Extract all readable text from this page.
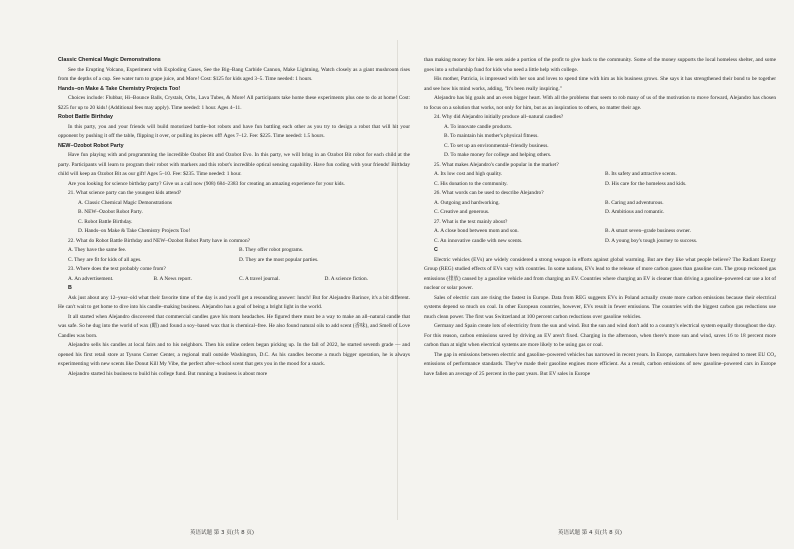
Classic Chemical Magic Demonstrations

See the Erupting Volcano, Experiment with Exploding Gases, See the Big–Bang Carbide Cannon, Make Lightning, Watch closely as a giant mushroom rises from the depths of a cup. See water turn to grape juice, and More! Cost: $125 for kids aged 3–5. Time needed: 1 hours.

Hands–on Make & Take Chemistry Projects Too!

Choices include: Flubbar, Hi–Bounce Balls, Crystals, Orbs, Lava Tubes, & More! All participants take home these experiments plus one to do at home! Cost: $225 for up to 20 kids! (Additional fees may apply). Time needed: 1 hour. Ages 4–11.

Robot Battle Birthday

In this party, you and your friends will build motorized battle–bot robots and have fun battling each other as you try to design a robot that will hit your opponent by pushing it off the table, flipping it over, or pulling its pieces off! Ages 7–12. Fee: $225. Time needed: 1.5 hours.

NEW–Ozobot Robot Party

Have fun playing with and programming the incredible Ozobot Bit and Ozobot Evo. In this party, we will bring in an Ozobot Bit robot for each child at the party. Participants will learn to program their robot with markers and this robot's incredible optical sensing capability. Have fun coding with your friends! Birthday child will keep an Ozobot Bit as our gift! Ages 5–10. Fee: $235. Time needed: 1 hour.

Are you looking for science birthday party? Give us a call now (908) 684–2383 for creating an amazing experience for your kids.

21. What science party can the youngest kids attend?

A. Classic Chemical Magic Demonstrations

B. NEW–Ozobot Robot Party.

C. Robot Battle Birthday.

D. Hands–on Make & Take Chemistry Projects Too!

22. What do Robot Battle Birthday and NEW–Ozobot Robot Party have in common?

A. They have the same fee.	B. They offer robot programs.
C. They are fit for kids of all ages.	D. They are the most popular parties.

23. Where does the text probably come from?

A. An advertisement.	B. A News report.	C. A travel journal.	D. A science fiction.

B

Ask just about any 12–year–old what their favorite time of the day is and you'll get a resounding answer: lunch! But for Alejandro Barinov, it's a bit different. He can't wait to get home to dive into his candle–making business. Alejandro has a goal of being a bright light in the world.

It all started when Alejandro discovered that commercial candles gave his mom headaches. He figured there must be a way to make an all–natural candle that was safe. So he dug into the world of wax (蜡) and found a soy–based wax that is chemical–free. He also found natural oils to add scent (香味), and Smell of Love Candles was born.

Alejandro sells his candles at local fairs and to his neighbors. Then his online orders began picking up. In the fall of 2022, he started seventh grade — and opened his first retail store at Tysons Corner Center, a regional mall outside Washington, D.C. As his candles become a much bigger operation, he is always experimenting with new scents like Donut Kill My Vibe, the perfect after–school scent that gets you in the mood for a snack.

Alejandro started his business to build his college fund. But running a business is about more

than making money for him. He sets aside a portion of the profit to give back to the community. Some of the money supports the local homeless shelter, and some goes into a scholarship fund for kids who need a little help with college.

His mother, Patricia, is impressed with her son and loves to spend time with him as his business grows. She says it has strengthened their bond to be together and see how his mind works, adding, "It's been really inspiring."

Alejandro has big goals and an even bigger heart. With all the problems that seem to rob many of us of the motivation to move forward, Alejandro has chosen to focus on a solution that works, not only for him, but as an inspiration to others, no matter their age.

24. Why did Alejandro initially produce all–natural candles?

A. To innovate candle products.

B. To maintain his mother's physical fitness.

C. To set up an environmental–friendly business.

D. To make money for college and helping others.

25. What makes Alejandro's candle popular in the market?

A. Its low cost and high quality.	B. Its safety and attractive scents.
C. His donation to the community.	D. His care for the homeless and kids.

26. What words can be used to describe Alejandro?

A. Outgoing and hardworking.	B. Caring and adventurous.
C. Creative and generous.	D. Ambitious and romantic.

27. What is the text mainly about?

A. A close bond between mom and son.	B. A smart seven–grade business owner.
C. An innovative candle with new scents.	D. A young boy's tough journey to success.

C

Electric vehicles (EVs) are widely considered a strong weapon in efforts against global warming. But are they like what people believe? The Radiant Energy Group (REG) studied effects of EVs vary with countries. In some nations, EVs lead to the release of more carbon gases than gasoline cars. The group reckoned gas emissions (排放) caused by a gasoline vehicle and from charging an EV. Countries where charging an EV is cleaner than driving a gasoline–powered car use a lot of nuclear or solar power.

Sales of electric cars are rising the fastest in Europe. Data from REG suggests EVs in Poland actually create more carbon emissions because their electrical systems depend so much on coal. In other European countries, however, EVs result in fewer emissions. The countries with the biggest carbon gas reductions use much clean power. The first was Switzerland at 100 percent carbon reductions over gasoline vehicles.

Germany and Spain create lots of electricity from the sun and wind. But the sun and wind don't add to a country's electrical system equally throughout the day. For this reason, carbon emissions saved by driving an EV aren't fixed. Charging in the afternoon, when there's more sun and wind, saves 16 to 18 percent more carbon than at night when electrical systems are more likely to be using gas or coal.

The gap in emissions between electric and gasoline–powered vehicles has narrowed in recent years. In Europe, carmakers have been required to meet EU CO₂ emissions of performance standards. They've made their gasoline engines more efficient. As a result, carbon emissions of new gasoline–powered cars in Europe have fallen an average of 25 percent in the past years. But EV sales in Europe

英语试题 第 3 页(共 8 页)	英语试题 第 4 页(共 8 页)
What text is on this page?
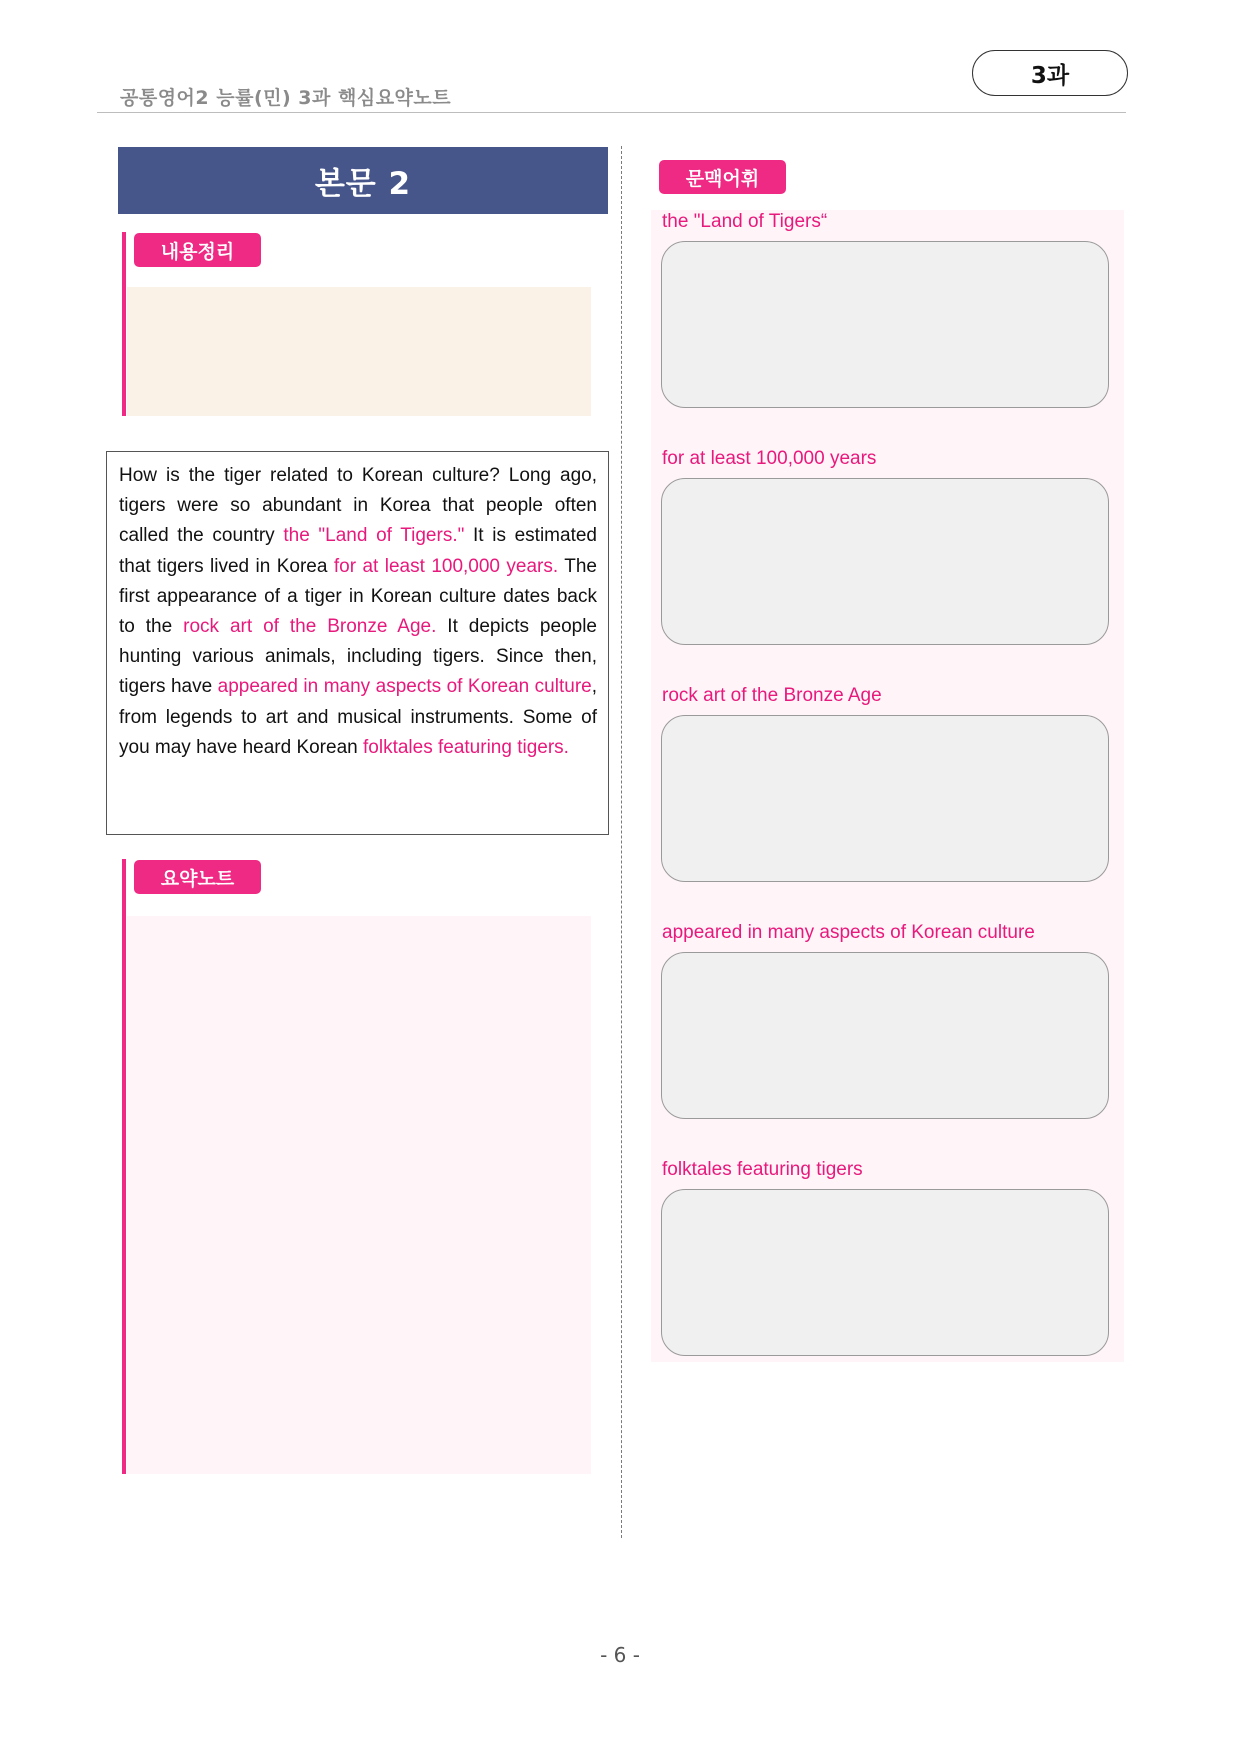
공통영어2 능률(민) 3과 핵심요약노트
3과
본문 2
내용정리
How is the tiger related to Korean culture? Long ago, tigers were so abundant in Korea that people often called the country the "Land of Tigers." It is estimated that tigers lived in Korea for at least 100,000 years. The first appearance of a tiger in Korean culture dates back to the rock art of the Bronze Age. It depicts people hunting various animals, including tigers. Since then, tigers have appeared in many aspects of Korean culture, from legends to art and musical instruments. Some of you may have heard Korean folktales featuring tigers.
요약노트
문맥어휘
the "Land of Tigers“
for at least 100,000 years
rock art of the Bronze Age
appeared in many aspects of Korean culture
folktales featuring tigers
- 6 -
# # #
Challenge –
Give the data again exactly as written, with all pictures left out.

Result –
Extract all readable text from this page.
Classic Chemical Magic Demonstrations

See the Erupting Volcano, Experiment with Exploding Gases, See the Big–Bang Carbide Cannon, Make Lightning, Watch closely as a giant mushroom rises from the depths of a cup. See water turn to grape juice, and More! Cost: $125 for kids aged 3–5. Time needed: 1 hours.

Hands–on Make & Take Chemistry Projects Too!

Choices include: Flubbar, Hi–Bounce Balls, Crystals, Orbs, Lava Tubes, & More! All participants take home these experiments plus one to do at home! Cost: $225 for up to 20 kids! (Additional fees may apply). Time needed: 1 hour. Ages 4–11.

Robot Battle Birthday

In this party, you and your friends will build motorized battle–bot robots and have fun battling each other as you try to design a robot that will hit your opponent by pushing it off the table, flipping it over, or pulling its pieces off! Ages 7–12. Fee: $225. Time needed: 1.5 hours.

NEW–Ozobot Robot Party

Have fun playing with and programming the incredible Ozobot Bit and Ozobot Evo. In this party, we will bring in an Ozobot Bit robot for each child at the party. Participants will learn to program their robot with markers and this robot's incredible optical sensing capability. Have fun coding with your friends! Birthday child will keep an Ozobot Bit as our gift! Ages 5–10. Fee: $235. Time needed: 1 hour.

Are you looking for science birthday party? Give us a call now (908) 684–2383 for creating an amazing experience for your kids.

21. What science party can the youngest kids attend?

A. Classic Chemical Magic Demonstrations

B. NEW–Ozobot Robot Party.

C. Robot Battle Birthday.

D. Hands–on Make & Take Chemistry Projects Too!

22. What do Robot Battle Birthday and NEW–Ozobot Robot Party have in common?

A. They have the same fee.	B. They offer robot programs.
C. They are fit for kids of all ages.	D. They are the most popular parties.

23. Where does the text probably come from?

A. An advertisement.	B. A News report.	C. A travel journal.	D. A science fiction.

B

Ask just about any 12–year–old what their favorite time of the day is and you'll get a resounding answer: lunch! But for Alejandro Barinov, it's a bit different. He can't wait to get home to dive into his candle–making business. Alejandro has a goal of being a bright light in the world.

It all started when Alejandro discovered that commercial candles gave his mom headaches. He figured there must be a way to make an all–natural candle that was safe. So he dug into the world of wax (蜡) and found a soy–based wax that is chemical–free. He also found natural oils to add scent (香味), and Smell of Love Candles was born.

Alejandro sells his candles at local fairs and to his neighbors. Then his online orders began picking up. In the fall of 2022, he started seventh grade — and opened his first retail store at Tysons Corner Center, a regional mall outside Washington, D.C. As his candles become a much bigger operation, he is always experimenting with new scents like Donut Kill My Vibe, the perfect after–school scent that gets you in the mood for a snack.

Alejandro started his business to build his college fund. But running a business is about more

than making money for him. He sets aside a portion of the profit to give back to the community. Some of the money supports the local homeless shelter, and some goes into a scholarship fund for kids who need a little help with college.

His mother, Patricia, is impressed with her son and loves to spend time with him as his business grows. She says it has strengthened their bond to be together and see how his mind works, adding, "It's been really inspiring."

Alejandro has big goals and an even bigger heart. With all the problems that seem to rob many of us of the motivation to move forward, Alejandro has chosen to focus on a solution that works, not only for him, but as an inspiration to others, no matter their age.

24. Why did Alejandro initially produce all–natural candles?

A. To innovate candle products.

B. To maintain his mother's physical fitness.

C. To set up an environmental–friendly business.

D. To make money for college and helping others.

25. What makes Alejandro's candle popular in the market?

A. Its low cost and high quality.	B. Its safety and attractive scents.
C. His donation to the community.	D. His care for the homeless and kids.

26. What words can be used to describe Alejandro?

A. Outgoing and hardworking.	B. Caring and adventurous.
C. Creative and generous.	D. Ambitious and romantic.

27. What is the text mainly about?

A. A close bond between mom and son.	B. A smart seven–grade business owner.
C. An innovative candle with new scents.	D. A young boy's tough journey to success.

C

Electric vehicles (EVs) are widely considered a strong weapon in efforts against global warming. But are they like what people believe? The Radiant Energy Group (REG) studied effects of EVs vary with countries. In some nations, EVs lead to the release of more carbon gases than gasoline cars. The group reckoned gas emissions (排放) caused by a gasoline vehicle and from charging an EV. Countries where charging an EV is cleaner than driving a gasoline–powered car use a lot of nuclear or solar power.

Sales of electric cars are rising the fastest in Europe. Data from REG suggests EVs in Poland actually create more carbon emissions because their electrical systems depend so much on coal. In other European countries, however, EVs result in fewer emissions. The countries with the biggest carbon gas reductions use much clean power. The first was Switzerland at 100 percent carbon reductions over gasoline vehicles.

Germany and Spain create lots of electricity from the sun and wind. But the sun and wind don't add to a country's electrical system equally throughout the day. For this reason, carbon emissions saved by driving an EV aren't fixed. Charging in the afternoon, when there's more sun and wind, saves 16 to 18 percent more carbon than at night when electrical systems are more likely to be using gas or coal.

The gap in emissions between electric and gasoline–powered vehicles has narrowed in recent years. In Europe, carmakers have been required to meet EU CO₂ emissions of performance standards. They've made their gasoline engines more efficient. As a result, carbon emissions of new gasoline–powered cars in Europe have fallen an average of 25 percent in the past years. But EV sales in Europe

英语试题 第 3 页(共 8 页)	英语试题 第 4 页(共 8 页)
What text is on this page?
공통영어2 능률(민) 3과 핵심요약노트
3과
본문 2
내용정리
How is the tiger related to Korean culture? Long ago, tigers were so abundant in Korea that people often called the country the "Land of Tigers." It is estimated that tigers lived in Korea for at least 100,000 years. The first appearance of a tiger in Korean culture dates back to the rock art of the Bronze Age. It depicts people hunting various animals, including tigers. Since then, tigers have appeared in many aspects of Korean culture, from legends to art and musical instruments. Some of you may have heard Korean folktales featuring tigers.
요약노트
문맥어휘
the "Land of Tigers“
for at least 100,000 years
rock art of the Bronze Age
appeared in many aspects of Korean culture
folktales featuring tigers
- 6 -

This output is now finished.